__WHAT IS ASKED__
Across all the lines below, how many contain the string "baseline"? Please reply with the number only.

----

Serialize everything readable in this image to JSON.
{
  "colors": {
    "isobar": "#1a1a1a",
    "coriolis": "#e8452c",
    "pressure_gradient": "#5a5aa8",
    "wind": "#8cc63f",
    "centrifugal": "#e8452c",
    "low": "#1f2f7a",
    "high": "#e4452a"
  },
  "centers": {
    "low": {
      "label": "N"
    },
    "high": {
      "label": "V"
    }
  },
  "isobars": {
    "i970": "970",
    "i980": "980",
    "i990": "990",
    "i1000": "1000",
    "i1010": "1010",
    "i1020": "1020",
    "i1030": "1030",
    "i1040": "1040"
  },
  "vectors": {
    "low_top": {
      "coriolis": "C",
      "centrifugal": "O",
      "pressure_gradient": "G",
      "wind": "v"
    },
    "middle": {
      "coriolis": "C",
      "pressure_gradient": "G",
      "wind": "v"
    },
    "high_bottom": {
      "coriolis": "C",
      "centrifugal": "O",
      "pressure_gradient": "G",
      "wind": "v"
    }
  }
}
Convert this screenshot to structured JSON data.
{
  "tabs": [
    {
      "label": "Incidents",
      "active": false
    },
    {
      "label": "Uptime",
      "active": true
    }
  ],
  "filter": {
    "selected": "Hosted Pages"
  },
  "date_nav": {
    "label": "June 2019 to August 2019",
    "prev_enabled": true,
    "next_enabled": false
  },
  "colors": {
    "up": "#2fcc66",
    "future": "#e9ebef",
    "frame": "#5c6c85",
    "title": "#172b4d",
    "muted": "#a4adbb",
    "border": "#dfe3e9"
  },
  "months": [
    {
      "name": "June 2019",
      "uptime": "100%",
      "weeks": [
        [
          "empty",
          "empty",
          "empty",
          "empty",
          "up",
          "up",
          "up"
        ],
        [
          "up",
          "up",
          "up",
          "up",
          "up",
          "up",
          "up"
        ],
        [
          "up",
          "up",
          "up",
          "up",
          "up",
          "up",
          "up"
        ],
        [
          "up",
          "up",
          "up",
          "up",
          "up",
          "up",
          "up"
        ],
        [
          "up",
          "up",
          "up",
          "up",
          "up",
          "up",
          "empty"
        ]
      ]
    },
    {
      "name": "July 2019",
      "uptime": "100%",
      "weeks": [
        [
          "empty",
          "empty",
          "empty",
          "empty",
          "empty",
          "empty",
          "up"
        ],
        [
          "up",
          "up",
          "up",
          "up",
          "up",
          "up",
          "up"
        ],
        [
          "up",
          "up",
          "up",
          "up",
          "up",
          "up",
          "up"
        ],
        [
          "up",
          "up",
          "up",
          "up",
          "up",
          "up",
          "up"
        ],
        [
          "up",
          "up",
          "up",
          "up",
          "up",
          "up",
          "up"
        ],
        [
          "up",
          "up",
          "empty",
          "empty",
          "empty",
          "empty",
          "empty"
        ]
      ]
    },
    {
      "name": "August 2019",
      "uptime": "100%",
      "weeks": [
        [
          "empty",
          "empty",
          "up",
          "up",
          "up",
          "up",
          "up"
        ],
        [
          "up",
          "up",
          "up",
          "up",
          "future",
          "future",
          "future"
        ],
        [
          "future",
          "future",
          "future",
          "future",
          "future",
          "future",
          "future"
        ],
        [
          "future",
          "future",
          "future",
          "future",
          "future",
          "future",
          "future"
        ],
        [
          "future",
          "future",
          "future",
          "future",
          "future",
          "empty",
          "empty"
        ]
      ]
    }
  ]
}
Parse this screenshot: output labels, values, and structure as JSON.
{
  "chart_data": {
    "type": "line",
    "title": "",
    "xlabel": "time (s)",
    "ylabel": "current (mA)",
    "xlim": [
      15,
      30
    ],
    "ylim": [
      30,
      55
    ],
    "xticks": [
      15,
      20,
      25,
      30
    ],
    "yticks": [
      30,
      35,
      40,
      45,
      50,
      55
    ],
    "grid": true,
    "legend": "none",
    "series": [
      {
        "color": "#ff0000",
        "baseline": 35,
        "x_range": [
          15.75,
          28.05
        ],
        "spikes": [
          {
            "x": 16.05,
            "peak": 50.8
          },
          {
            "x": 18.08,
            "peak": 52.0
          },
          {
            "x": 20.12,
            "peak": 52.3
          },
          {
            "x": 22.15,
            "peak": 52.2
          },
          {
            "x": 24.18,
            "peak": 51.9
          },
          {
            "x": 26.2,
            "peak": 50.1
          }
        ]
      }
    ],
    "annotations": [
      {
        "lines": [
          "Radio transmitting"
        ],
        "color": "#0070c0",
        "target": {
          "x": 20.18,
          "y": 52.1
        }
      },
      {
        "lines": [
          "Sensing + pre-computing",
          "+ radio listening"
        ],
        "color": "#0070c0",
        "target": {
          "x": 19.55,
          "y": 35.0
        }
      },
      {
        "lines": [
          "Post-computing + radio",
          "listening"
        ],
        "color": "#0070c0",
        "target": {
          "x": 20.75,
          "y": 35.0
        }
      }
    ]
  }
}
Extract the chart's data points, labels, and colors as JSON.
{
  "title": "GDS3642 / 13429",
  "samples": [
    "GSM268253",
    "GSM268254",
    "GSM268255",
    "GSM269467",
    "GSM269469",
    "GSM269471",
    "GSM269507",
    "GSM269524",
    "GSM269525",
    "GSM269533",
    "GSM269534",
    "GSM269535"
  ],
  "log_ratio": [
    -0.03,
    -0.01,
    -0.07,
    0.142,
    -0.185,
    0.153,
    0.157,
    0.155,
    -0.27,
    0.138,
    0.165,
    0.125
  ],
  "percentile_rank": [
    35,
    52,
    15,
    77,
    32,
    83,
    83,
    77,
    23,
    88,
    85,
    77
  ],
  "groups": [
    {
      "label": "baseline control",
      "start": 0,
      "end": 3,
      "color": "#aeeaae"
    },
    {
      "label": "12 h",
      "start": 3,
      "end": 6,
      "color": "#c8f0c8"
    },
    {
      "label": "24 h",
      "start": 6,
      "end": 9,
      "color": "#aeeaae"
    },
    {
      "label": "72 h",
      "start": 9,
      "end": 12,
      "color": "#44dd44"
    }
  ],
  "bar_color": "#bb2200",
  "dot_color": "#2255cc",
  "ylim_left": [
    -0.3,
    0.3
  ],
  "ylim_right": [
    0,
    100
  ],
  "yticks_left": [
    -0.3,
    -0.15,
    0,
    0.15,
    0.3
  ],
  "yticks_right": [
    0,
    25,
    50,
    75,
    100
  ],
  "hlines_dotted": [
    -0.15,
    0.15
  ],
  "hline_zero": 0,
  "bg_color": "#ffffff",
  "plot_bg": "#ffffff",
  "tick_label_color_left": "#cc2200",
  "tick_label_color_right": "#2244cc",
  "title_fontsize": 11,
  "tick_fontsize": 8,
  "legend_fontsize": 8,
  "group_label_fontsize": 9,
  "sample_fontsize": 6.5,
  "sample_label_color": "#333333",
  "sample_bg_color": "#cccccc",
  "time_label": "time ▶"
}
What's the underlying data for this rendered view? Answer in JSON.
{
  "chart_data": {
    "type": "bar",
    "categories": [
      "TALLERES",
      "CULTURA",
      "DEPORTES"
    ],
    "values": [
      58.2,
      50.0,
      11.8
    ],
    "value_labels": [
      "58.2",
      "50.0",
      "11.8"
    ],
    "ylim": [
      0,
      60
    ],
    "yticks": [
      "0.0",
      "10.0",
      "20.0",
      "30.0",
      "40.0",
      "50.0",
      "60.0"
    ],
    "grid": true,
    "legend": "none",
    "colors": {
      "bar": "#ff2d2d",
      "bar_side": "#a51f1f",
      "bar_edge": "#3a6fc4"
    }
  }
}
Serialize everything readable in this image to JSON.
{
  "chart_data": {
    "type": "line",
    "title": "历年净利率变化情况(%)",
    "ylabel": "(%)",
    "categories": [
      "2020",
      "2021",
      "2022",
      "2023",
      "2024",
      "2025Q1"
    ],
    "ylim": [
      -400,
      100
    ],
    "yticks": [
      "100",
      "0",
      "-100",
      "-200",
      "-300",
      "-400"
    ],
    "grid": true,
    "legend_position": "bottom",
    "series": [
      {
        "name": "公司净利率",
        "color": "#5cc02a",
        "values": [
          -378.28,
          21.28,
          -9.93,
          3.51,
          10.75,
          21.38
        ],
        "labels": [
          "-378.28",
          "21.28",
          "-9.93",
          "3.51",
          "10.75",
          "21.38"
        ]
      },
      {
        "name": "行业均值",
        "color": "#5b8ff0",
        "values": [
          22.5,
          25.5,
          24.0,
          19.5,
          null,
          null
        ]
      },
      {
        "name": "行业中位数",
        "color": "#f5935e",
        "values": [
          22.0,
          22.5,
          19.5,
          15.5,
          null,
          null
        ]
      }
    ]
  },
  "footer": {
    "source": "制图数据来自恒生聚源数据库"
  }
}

----

__EXERCISE SOLUTION__
2